(Extracted data entries)
--------
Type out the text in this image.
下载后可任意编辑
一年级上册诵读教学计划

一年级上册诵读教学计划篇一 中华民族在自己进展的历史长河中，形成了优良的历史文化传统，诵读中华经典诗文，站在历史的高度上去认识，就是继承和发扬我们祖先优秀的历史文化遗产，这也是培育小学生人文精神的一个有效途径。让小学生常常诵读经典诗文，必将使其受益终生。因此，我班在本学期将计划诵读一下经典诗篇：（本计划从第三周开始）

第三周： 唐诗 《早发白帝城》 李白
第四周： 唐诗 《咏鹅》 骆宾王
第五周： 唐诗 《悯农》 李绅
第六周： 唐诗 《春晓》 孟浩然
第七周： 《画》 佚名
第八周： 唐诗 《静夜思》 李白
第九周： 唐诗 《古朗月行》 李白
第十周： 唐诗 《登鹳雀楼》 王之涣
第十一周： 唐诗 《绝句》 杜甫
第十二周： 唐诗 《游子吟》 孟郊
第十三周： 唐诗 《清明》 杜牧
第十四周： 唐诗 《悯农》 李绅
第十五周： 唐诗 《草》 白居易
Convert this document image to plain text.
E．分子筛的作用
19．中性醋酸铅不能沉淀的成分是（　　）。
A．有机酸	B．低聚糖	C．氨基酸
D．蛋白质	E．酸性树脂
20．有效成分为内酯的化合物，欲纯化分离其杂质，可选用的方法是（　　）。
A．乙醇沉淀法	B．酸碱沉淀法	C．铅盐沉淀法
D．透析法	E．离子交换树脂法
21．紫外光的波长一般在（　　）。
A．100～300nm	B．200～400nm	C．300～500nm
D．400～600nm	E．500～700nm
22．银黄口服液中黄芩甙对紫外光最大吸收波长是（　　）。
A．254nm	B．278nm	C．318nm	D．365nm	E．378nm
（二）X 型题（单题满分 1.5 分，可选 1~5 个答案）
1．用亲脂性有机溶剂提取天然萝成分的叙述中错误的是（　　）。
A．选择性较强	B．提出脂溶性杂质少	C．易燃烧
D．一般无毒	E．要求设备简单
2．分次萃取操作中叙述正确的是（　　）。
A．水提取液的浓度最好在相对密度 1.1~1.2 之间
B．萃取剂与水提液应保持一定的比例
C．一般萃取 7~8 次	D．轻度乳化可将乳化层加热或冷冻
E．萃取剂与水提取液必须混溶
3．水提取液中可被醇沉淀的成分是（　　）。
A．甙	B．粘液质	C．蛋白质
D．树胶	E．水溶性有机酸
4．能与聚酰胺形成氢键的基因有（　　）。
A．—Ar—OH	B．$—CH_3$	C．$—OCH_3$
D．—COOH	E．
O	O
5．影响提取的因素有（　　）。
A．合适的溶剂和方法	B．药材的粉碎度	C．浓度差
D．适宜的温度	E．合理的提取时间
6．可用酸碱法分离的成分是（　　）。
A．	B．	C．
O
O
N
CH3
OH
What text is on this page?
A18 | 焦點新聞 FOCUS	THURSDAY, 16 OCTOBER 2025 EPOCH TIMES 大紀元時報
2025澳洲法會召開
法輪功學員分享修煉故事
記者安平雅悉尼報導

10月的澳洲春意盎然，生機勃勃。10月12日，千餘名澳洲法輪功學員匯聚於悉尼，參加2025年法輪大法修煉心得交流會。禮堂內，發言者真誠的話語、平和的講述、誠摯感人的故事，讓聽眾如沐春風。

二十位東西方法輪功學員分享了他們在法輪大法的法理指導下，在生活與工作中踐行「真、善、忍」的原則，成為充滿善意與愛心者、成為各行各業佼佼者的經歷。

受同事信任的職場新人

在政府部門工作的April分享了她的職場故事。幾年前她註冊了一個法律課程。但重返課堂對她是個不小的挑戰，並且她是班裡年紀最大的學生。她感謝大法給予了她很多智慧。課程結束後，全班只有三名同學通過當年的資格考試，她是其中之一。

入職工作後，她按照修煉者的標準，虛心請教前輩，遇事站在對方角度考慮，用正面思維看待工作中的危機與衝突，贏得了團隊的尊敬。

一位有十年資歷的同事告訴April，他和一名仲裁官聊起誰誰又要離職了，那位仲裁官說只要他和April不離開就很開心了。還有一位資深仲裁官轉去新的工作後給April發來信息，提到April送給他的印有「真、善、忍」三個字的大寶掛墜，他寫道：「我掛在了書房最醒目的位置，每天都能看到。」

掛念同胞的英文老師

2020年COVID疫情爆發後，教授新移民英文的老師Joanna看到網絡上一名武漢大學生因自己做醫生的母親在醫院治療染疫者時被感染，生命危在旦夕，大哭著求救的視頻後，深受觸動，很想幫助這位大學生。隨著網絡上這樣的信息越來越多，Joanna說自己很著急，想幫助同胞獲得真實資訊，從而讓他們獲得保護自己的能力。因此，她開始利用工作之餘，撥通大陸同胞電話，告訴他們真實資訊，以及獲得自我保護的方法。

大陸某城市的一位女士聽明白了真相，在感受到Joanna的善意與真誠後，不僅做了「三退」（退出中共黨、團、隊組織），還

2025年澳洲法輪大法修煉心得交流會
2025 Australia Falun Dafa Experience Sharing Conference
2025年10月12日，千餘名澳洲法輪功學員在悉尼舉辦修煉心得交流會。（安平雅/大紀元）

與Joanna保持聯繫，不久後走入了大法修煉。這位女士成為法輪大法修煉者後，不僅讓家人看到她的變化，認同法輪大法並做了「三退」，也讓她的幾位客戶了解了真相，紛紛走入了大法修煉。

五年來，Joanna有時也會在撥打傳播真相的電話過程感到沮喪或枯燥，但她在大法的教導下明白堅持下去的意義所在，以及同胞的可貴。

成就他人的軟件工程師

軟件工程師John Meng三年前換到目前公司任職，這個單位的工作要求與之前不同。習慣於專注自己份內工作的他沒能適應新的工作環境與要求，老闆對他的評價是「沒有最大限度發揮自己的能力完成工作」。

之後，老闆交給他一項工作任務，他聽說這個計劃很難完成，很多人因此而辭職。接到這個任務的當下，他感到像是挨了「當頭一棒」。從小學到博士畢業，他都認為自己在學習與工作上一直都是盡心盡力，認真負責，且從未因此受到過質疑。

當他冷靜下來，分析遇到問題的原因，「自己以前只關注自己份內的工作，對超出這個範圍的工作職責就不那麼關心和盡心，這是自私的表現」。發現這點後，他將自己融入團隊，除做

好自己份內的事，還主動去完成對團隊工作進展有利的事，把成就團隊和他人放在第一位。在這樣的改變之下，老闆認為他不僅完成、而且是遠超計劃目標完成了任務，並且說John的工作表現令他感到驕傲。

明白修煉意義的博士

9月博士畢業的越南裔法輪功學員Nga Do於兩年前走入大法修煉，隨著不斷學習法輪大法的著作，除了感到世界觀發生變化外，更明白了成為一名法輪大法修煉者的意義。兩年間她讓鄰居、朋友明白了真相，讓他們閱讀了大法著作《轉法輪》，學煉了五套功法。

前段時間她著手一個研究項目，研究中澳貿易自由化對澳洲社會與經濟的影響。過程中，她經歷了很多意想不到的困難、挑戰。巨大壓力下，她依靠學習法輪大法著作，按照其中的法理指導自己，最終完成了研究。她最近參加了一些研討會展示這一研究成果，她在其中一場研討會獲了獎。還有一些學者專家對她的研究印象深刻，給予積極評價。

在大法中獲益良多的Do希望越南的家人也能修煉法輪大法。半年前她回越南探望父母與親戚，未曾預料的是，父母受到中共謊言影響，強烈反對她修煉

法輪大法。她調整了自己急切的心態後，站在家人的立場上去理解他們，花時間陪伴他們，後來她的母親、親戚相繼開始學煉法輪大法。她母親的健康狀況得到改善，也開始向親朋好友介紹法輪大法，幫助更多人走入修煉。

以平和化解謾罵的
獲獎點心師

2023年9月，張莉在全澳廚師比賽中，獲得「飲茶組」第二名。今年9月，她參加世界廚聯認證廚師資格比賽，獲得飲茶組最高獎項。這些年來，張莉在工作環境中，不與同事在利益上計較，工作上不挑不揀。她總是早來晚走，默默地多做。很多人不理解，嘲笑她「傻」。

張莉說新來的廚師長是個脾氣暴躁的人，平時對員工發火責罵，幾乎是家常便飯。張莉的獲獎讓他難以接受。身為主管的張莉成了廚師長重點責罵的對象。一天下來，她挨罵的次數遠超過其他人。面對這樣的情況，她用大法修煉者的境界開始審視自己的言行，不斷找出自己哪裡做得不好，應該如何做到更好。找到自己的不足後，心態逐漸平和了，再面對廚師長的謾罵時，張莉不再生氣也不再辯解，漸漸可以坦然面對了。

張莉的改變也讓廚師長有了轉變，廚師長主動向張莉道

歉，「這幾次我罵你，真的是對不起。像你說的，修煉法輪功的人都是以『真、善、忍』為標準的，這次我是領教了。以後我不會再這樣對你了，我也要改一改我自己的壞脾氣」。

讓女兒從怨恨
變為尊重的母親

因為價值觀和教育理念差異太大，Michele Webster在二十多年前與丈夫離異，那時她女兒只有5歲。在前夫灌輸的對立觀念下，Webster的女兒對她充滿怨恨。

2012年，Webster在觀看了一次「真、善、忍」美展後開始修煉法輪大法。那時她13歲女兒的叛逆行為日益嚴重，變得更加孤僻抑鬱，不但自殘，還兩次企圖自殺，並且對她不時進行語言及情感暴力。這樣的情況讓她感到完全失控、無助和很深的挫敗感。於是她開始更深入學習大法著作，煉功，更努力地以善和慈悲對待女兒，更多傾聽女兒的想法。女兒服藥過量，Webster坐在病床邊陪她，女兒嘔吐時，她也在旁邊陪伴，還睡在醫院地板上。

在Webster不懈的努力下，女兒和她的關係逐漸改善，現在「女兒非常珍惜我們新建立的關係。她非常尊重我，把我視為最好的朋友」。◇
--------
= To do =
Find the lines containing "this" and pull them out.

= Solved exercise =
Type out the text in this image.
Convert this document image to plain text.
What text is on this page?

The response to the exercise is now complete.